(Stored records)

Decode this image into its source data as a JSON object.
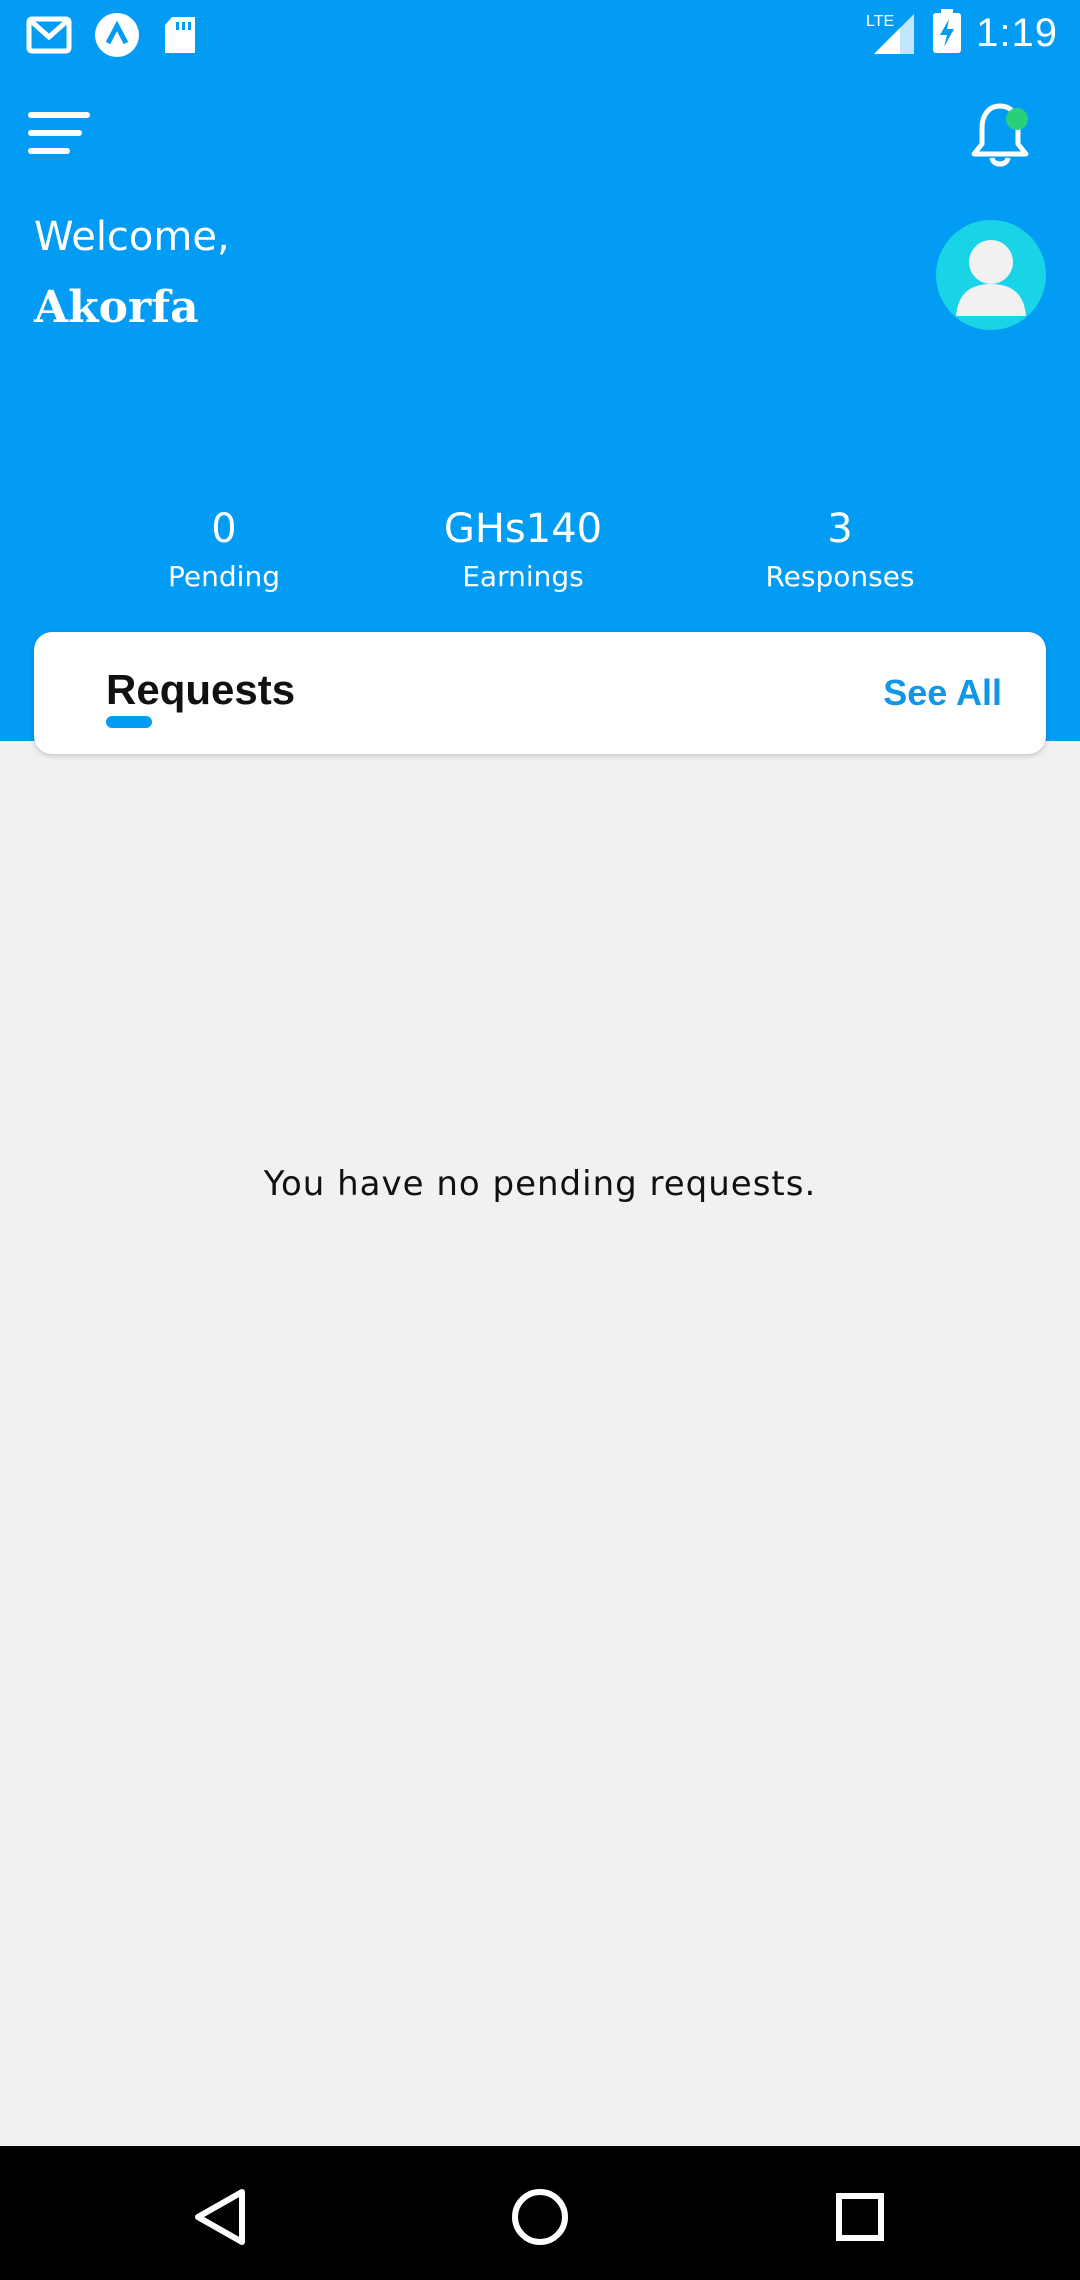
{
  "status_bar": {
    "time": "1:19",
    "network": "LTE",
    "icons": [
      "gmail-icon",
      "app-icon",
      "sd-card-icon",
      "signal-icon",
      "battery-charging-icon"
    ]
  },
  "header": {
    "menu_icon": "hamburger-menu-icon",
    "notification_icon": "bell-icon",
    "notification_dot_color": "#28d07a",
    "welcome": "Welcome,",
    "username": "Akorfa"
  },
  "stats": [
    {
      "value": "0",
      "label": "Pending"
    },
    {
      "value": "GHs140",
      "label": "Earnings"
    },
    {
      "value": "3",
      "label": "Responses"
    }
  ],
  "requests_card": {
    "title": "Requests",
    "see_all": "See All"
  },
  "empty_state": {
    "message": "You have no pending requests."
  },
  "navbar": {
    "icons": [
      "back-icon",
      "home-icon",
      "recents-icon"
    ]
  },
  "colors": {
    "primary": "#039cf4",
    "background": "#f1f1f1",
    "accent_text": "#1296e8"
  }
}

WRITTEN PROBLEM: Copy each line from the data above that includes "label".

SOLUTION FOR THIS EXERCISE:
      "label": "Pending"
      "label": "Earnings"
      "label": "Responses"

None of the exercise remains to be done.